Source data
^^^^
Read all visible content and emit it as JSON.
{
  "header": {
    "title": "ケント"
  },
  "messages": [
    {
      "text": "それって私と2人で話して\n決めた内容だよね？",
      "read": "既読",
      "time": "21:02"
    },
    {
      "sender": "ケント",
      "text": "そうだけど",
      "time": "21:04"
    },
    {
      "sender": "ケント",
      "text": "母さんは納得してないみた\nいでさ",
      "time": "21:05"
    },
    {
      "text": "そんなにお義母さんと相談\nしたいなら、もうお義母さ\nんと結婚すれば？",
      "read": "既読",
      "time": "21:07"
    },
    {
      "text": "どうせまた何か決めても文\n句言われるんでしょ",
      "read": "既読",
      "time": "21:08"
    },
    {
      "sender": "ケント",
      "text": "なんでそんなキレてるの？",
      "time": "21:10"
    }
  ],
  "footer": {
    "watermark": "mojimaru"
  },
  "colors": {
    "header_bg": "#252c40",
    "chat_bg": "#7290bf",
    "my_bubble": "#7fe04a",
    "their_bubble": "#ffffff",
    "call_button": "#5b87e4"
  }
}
^^^^
* [WHAT YOU SHOULD DO]:
Take the listing above and set it down exactly.

* [FULL SOLUTION]:
Read all visible content and emit it as JSON.
{
  "header": {
    "title": "ケント"
  },
  "messages": [
    {
      "text": "それって私と2人で話して\n決めた内容だよね？",
      "read": "既読",
      "time": "21:02"
    },
    {
      "sender": "ケント",
      "text": "そうだけど",
      "time": "21:04"
    },
    {
      "sender": "ケント",
      "text": "母さんは納得してないみた\nいでさ",
      "time": "21:05"
    },
    {
      "text": "そんなにお義母さんと相談\nしたいなら、もうお義母さ\nんと結婚すれば？",
      "read": "既読",
      "time": "21:07"
    },
    {
      "text": "どうせまた何か決めても文\n句言われるんでしょ",
      "read": "既読",
      "time": "21:08"
    },
    {
      "sender": "ケント",
      "text": "なんでそんなキレてるの？",
      "time": "21:10"
    }
  ],
  "footer": {
    "watermark": "mojimaru"
  },
  "colors": {
    "header_bg": "#252c40",
    "chat_bg": "#7290bf",
    "my_bubble": "#7fe04a",
    "their_bubble": "#ffffff",
    "call_button": "#5b87e4"
  }
}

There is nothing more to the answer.